▶ **Extrait du document**:
- - - - - - -
Chacun cherche sa chambre... à Moulinsart

De la tintinosphère, et du pourquoi on est tintinophile ou on ne l'est pas.

La maquette du chateau de Moulinsart exposée au Grand Palais de Paris. © Rmn-Grand Palais / Photo Didier Plowy © Hergé-Moulinsart

En décembre 1983, à la mort du dessinateur irrévérencieux Reiser (Gros Dégueulasse, Vive les Femmes...), Plantu, le célèbre caricaturiste du journal Le  Monde, publie en une un superbe dessin rendant un hommage ambivalent au disparu et à Hergé, décédé quelques mois plus tôt. Les rôles – et les vocabulaires – y sont inversés. On y voit ainsi Tintin, assis sur le bord d'un nuage, s'écrier « Bordel de merde  ! » au moment où Reiser débarque sur le nuage. Et ce dernier de répondre : « Eh oui, cher ami... »
Bien entendu, ce sera la seule fois que des propos aussi peu châtiés sortiront de la bouche du jeune homme à la houppette. Car au-delà du double hommage et du clin d'œil complice, le mérite du dessin de Plantu sera d'avoir en quelque sorte démontré qu'un classicisme aussi pleinement assumé que celui de Georges Remi, alias Hergé, peut traverser les modes et les évolutions du goût sans cesser d'exister et même de dominer.
- - - - - - -
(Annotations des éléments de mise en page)
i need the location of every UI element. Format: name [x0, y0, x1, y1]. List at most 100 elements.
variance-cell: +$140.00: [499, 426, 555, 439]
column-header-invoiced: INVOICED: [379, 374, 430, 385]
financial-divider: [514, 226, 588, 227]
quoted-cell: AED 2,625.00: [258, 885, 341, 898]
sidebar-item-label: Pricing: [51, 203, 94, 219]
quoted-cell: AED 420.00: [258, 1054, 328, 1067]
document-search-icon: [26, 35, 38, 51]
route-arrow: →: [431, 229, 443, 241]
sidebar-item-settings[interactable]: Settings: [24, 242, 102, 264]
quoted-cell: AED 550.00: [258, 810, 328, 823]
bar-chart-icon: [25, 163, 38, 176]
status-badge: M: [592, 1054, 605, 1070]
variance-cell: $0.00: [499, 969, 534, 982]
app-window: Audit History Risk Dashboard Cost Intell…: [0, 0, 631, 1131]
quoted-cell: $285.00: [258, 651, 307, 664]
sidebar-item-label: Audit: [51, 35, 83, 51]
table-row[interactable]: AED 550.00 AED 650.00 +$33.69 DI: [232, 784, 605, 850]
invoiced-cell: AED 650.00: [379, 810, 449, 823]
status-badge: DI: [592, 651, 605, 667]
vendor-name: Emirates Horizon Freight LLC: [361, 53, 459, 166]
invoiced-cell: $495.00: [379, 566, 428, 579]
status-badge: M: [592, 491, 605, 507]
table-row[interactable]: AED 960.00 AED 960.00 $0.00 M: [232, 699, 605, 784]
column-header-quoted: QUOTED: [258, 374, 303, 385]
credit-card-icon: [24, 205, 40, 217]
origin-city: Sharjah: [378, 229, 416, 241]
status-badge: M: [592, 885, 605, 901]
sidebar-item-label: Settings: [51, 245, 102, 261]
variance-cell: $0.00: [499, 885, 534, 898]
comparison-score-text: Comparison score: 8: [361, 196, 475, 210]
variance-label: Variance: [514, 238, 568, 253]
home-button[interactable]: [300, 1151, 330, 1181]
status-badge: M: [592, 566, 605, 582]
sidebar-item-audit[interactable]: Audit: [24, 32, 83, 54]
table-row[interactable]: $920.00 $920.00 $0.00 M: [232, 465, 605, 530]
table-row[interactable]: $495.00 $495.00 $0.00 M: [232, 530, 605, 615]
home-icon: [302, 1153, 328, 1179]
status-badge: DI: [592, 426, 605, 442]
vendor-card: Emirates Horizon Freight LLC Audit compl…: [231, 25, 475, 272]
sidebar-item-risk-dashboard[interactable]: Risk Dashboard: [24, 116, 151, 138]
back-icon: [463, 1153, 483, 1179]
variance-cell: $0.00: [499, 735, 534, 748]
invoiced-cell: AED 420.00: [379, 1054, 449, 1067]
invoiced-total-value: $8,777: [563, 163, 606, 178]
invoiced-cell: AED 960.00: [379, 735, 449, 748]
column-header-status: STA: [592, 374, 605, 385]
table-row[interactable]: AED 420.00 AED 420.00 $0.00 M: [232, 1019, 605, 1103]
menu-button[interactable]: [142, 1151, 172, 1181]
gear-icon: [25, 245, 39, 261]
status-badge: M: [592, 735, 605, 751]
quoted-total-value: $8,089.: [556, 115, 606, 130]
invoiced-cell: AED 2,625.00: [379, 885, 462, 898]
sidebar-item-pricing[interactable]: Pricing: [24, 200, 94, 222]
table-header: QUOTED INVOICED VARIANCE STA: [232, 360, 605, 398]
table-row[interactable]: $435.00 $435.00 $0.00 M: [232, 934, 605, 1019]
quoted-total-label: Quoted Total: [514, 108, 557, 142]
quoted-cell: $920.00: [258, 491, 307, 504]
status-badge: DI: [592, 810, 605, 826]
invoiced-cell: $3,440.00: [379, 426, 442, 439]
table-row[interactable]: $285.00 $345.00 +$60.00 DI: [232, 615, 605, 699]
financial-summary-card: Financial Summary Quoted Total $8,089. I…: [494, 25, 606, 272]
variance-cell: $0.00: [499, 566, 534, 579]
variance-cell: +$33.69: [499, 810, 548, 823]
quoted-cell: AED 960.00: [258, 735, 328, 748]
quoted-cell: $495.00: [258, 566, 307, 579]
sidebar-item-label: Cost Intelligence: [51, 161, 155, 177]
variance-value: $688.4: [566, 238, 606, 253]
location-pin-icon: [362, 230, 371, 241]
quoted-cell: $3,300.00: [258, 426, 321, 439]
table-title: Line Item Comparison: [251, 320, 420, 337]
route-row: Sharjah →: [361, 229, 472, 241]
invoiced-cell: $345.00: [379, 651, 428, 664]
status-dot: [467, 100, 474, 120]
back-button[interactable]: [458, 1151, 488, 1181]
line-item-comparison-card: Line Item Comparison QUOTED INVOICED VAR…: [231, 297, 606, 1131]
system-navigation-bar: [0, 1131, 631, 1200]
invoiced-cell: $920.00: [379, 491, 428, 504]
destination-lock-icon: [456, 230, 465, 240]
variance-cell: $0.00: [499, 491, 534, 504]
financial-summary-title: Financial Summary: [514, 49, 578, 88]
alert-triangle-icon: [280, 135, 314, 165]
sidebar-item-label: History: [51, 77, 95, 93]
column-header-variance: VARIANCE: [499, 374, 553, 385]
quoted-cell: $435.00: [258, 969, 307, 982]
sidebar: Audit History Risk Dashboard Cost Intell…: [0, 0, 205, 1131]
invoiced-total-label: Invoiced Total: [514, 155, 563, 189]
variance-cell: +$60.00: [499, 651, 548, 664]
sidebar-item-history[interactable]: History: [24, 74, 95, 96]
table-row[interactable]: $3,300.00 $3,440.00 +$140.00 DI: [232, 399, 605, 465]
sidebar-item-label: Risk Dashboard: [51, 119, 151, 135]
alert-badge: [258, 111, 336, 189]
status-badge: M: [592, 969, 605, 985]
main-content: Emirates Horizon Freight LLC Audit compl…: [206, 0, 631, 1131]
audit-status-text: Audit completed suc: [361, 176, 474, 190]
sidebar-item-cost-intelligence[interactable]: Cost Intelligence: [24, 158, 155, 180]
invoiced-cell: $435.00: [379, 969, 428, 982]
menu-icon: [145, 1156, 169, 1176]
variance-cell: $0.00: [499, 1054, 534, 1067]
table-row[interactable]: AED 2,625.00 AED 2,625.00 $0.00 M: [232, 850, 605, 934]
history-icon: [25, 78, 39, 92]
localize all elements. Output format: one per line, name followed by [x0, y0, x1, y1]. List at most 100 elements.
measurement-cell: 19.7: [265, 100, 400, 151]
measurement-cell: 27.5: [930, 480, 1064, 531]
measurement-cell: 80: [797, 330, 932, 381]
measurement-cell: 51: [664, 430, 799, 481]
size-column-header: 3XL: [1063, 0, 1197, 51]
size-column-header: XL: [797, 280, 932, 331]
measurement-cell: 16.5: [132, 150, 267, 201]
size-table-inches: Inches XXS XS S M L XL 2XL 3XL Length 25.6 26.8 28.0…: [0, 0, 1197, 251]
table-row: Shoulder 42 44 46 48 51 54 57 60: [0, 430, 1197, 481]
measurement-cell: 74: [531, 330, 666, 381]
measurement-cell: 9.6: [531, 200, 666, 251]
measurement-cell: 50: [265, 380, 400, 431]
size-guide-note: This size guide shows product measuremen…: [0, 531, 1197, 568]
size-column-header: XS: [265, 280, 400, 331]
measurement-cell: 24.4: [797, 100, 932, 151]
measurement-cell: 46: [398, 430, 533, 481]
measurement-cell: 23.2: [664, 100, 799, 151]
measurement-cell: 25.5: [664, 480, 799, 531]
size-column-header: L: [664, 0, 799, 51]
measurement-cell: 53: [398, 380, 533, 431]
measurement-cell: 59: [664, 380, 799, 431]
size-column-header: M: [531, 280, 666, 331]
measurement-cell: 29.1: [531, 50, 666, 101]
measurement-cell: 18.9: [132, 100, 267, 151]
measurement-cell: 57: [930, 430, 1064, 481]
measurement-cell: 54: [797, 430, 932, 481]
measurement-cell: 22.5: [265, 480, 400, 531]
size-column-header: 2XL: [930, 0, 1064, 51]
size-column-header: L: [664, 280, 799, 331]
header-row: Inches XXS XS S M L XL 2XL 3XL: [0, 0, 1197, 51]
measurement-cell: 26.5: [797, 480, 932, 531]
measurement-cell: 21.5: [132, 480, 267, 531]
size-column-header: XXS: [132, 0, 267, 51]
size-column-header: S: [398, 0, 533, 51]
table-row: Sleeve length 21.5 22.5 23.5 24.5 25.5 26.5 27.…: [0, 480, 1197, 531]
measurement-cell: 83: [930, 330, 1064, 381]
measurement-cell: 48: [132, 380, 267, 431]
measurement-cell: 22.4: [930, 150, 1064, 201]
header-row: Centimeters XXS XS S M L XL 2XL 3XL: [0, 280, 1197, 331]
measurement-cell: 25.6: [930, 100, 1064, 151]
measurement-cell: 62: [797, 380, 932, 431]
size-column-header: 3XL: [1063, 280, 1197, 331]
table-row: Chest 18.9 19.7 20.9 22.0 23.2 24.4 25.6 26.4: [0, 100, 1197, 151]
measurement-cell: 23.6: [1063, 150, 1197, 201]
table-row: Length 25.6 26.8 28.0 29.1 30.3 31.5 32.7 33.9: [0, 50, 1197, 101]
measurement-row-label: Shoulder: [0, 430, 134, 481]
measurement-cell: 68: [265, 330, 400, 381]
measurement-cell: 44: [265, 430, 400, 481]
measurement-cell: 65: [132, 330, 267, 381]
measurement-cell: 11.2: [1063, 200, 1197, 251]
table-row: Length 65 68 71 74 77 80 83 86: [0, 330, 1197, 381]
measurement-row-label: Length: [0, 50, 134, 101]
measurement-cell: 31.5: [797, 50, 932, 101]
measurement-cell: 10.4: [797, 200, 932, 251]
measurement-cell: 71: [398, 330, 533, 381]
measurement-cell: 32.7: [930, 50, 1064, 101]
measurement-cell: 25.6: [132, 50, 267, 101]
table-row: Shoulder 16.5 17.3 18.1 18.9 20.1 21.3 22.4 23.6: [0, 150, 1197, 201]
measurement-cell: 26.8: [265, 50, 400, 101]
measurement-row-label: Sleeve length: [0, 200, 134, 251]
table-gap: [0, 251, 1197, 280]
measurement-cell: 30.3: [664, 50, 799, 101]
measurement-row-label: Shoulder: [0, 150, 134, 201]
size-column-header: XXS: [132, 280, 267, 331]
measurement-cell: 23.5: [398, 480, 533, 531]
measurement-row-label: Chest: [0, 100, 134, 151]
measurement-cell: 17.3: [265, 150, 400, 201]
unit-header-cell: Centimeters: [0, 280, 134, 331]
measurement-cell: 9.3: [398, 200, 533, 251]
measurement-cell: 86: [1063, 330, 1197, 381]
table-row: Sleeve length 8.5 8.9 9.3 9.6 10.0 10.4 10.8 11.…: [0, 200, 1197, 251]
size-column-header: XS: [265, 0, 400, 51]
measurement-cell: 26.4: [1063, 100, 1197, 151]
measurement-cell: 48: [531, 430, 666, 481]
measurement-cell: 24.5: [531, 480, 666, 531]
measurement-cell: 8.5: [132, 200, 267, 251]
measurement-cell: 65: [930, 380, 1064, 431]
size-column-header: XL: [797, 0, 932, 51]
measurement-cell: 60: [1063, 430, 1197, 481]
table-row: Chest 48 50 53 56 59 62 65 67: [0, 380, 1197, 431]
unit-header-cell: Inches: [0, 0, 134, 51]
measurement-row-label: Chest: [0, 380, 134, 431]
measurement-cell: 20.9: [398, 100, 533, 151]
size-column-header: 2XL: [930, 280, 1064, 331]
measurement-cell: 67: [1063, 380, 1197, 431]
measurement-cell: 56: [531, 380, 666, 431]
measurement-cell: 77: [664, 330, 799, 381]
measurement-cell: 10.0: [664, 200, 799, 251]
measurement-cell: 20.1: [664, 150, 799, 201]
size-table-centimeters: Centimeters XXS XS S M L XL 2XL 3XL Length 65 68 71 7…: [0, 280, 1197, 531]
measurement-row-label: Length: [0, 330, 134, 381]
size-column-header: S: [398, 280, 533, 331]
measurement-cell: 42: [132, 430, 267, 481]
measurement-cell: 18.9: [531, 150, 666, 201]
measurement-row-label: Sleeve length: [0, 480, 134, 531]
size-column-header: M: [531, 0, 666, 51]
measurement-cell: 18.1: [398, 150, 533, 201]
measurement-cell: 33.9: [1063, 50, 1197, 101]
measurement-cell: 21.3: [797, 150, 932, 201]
- - - - - - -
▶ **Consignes**:
1. Résumez en deux phrases le texte sur Tintin.
2. Recopiez fidèlement le passage du texte sur Tintin qui commence à « Bien entendu, ce » et se termine à « même de dominer. ».
3. Rédigez la suite du texte sur Tintin après sa dernière phrase.

▶ **Résultats attendus**:
1. En décembre 1983, à la mort de Reiser, Plantu publie à la une du Monde un dessin rendant hommage à la fois au disparu et à Hergé, mort quelques mois plus tôt : Tintin y lance « Bordel de merde ! » en voyant Reiser arriver sur un nuage. Au-delà de ce double hommage, le dessin démontre qu'un classicisme aussi pleinement assumé que celui d'Hergé peut traverser les modes et les évolutions du goût sans cesser d'exister ni de dominer.

2.
Bien entendu, ce sera la seule fois que des propos aussi peu châtiés sortiront de la bouche du jeune homme à la houppette. Car au-delà du double hommage et du clin d'œil complice, le mérite du dessin de Plantu sera d'avoir en quelque sorte démontré qu'un classicisme aussi pleinement assumé que celui de Georges Remi, alias Hergé, peut traverser les modes et les évolutions du goût sans cesser d'exister et même de dominer.

3.
Tout a été dit sur le classicisme de Tintin, sur cette fameuse « ligne claire » qu'affectionnait son créateur et qui, contrairement aux apparences, réclamait de sa main un travail acharné. Toutes les critiques négatives ont été faites de l'univers ultraclassique qu'Hergé a méticuleusement façonné autour de son héros :
- un monde complètement asexué, duquel toute romance est impitoyablement bannie, et qui pour cela a fait l'objet des pires sarcasmes de la part des tenants de la culture postsoixante-huitarde. Pour ces derniers, Tintin et sa planète sont soit misogynes, soit des homosexuels refoulés, et notre époque déteste les uns et les autres. Les androgynes y sont plus ou moins tolérés ; quant aux homosexuels, ils ont tout intérêt à faire leur coming out s'ils veulent y tenir le haut du pavé ;
- un monde où la centralité de l'homme européen blanc est fortement soulignée, y compris dans ses pérégrinations dans de lointaines contrées, ce qui en a fait une cible privilégiée des milieux anticolonialistes et antiracistes, sans parler bien évidemment des hérauts du métissage culturel à tout prix, très en vogue de nos jours.
Hergé a beau rectifier le tir en cours de route et remplacer dans Tintin au Congo – décolonisation oblige – la leçon de géographie (« Je vais vous parler de votre patrie, la Belgique... ») par un cours d'arithmétique, rien n'y fait. Ne caricature-t-il pas les Arabes en les présentant sous les traits du prince capricieux Abdallah, de son potentat de père, l'émir Ben Kalish Ezab, de l'adversaire de ce dernier, Bab el-Ehr, ou encore du mangeur de savon acheté chez le senhor Oliveira da Figueira ? Son héros ne traite-t-il pas les Africains avec un paternalisme condescendant et suranné ? N'exploite-t-il pas de façon éhontée les superstitions des populations indigènes d'Amérique du Sud, en l'occurrence les descendants des Incas, pour se tirer d'un mauvais pas ?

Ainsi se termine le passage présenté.